RECORDS:
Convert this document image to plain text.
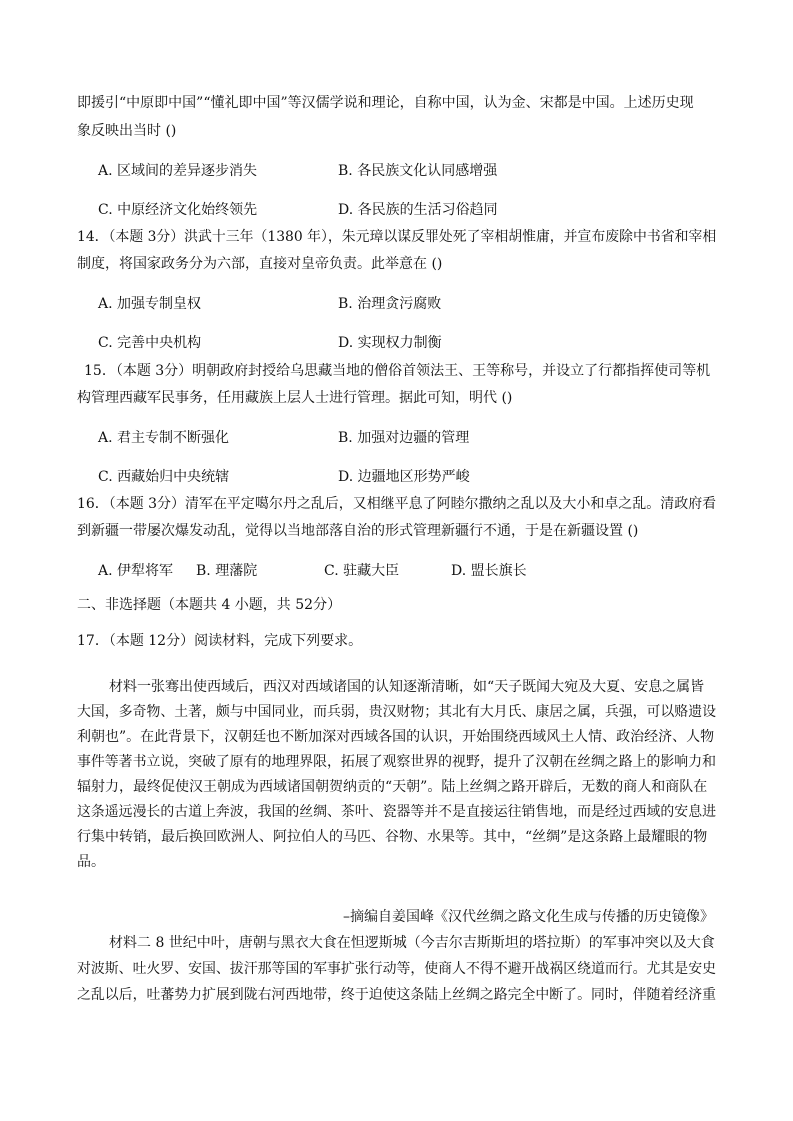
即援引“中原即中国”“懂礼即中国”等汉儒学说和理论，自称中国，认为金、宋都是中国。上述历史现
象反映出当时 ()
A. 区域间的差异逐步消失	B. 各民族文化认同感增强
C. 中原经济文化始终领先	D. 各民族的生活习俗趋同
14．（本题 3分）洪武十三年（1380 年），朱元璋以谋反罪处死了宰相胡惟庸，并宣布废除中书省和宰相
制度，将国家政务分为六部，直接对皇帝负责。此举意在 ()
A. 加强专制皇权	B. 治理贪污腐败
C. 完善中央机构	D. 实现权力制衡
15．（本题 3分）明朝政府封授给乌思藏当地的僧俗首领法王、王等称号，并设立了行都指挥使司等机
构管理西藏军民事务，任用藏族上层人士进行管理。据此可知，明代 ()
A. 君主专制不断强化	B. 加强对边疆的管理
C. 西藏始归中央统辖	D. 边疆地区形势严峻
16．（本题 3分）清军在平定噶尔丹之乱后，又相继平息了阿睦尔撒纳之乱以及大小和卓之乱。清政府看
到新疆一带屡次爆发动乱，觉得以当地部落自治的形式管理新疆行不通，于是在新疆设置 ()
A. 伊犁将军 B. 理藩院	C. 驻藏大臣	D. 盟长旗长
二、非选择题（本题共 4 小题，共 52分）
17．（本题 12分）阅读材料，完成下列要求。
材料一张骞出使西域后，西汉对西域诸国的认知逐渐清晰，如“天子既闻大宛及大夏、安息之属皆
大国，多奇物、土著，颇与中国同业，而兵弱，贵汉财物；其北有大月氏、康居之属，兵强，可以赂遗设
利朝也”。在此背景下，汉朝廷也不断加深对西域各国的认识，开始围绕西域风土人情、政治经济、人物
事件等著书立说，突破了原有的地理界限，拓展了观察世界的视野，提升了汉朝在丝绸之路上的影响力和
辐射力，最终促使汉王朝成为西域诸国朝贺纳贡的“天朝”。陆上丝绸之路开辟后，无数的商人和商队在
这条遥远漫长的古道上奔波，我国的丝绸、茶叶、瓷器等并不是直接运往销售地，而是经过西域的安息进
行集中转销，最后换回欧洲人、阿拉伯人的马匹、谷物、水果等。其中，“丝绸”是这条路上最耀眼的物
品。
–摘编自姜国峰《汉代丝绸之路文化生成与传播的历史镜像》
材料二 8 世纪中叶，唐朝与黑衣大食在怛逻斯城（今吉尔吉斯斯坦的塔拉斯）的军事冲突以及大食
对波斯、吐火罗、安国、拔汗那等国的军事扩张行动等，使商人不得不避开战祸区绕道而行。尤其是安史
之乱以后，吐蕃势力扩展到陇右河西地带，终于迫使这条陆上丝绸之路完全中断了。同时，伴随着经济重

GOAL OF THE EXERCISE: Reproduce each line word for word and drop the pictures.

FINAL RESULT:
Convert this document image to plain text.
即援引“中原即中国”“懂礼即中国”等汉儒学说和理论，自称中国，认为金、宋都是中国。上述历史现
象反映出当时 ()
A. 区域间的差异逐步消失	B. 各民族文化认同感增强
C. 中原经济文化始终领先	D. 各民族的生活习俗趋同
14．（本题 3分）洪武十三年（1380 年），朱元璋以谋反罪处死了宰相胡惟庸，并宣布废除中书省和宰相
制度，将国家政务分为六部，直接对皇帝负责。此举意在 ()
A. 加强专制皇权	B. 治理贪污腐败
C. 完善中央机构	D. 实现权力制衡
15．（本题 3分）明朝政府封授给乌思藏当地的僧俗首领法王、王等称号，并设立了行都指挥使司等机
构管理西藏军民事务，任用藏族上层人士进行管理。据此可知，明代 ()
A. 君主专制不断强化	B. 加强对边疆的管理
C. 西藏始归中央统辖	D. 边疆地区形势严峻
16．（本题 3分）清军在平定噶尔丹之乱后，又相继平息了阿睦尔撒纳之乱以及大小和卓之乱。清政府看
到新疆一带屡次爆发动乱，觉得以当地部落自治的形式管理新疆行不通，于是在新疆设置 ()
A. 伊犁将军 B. 理藩院	C. 驻藏大臣	D. 盟长旗长
二、非选择题（本题共 4 小题，共 52分）
17．（本题 12分）阅读材料，完成下列要求。
材料一张骞出使西域后，西汉对西域诸国的认知逐渐清晰，如“天子既闻大宛及大夏、安息之属皆
大国，多奇物、土著，颇与中国同业，而兵弱，贵汉财物；其北有大月氏、康居之属，兵强，可以赂遗设
利朝也”。在此背景下，汉朝廷也不断加深对西域各国的认识，开始围绕西域风土人情、政治经济、人物
事件等著书立说，突破了原有的地理界限，拓展了观察世界的视野，提升了汉朝在丝绸之路上的影响力和
辐射力，最终促使汉王朝成为西域诸国朝贺纳贡的“天朝”。陆上丝绸之路开辟后，无数的商人和商队在
这条遥远漫长的古道上奔波，我国的丝绸、茶叶、瓷器等并不是直接运往销售地，而是经过西域的安息进
行集中转销，最后换回欧洲人、阿拉伯人的马匹、谷物、水果等。其中，“丝绸”是这条路上最耀眼的物
品。
–摘编自姜国峰《汉代丝绸之路文化生成与传播的历史镜像》
材料二 8 世纪中叶，唐朝与黑衣大食在怛逻斯城（今吉尔吉斯斯坦的塔拉斯）的军事冲突以及大食
对波斯、吐火罗、安国、拔汗那等国的军事扩张行动等，使商人不得不避开战祸区绕道而行。尤其是安史
之乱以后，吐蕃势力扩展到陇右河西地带，终于迫使这条陆上丝绸之路完全中断了。同时，伴随着经济重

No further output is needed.